Among the lines of the material below, count those holding "ανασυντηθέμενης". Report the number by itself.

***** RECORDS FOR THIS TASK *****

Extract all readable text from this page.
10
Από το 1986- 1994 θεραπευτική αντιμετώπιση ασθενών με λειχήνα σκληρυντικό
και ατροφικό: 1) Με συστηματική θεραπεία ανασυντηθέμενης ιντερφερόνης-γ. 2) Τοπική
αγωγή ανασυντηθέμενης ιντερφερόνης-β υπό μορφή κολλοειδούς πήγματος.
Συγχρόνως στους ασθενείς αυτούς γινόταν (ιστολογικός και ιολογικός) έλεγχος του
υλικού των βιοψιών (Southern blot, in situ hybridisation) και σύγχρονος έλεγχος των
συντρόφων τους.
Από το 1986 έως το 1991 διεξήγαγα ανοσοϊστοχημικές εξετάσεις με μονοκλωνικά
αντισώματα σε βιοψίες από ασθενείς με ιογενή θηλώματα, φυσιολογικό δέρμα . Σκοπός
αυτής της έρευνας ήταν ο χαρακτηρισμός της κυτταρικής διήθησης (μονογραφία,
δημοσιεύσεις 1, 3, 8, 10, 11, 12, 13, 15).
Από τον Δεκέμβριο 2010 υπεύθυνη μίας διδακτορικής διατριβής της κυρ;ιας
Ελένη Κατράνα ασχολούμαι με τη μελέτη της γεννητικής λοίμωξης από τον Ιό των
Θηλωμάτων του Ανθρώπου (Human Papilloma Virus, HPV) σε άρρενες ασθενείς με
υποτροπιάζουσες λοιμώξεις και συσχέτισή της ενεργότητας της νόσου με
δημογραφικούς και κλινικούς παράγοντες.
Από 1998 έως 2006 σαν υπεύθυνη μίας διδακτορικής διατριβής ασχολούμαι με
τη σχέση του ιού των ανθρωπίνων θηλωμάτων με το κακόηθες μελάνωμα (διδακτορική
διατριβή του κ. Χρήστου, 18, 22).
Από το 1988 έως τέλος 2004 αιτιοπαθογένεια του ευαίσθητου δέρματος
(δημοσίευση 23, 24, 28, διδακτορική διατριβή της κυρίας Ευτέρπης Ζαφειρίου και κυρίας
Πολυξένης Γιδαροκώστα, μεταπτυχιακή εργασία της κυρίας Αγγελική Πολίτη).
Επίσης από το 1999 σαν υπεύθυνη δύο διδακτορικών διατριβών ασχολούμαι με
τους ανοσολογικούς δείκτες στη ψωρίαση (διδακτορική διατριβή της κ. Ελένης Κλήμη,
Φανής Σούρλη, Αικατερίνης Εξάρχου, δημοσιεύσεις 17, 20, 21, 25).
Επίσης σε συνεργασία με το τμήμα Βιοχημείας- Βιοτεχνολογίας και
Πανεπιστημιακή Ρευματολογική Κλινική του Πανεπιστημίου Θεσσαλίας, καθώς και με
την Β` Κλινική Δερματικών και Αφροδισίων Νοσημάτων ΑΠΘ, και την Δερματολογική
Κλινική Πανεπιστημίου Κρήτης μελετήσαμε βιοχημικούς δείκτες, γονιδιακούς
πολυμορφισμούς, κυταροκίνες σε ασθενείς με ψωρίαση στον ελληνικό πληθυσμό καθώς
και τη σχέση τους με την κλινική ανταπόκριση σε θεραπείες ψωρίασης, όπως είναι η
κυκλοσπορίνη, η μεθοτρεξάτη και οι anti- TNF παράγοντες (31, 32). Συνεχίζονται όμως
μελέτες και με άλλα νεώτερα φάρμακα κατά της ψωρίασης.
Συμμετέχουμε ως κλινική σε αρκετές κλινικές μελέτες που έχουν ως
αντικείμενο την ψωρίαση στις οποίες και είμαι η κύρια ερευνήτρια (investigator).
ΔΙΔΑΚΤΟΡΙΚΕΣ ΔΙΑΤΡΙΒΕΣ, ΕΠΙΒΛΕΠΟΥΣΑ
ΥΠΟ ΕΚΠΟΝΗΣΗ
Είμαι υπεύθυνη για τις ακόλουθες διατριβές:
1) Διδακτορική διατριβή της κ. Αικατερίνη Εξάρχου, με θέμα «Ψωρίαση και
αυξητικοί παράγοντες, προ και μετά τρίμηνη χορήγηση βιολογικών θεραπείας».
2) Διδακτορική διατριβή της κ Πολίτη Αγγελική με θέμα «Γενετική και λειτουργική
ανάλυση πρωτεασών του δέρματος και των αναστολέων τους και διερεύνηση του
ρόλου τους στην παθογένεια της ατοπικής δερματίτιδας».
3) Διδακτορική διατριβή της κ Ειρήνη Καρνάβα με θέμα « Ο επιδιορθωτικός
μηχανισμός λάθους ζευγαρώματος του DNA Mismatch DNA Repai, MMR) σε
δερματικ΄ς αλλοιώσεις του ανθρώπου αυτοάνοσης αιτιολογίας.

*****

- _EXERCISE SOLUTION_
2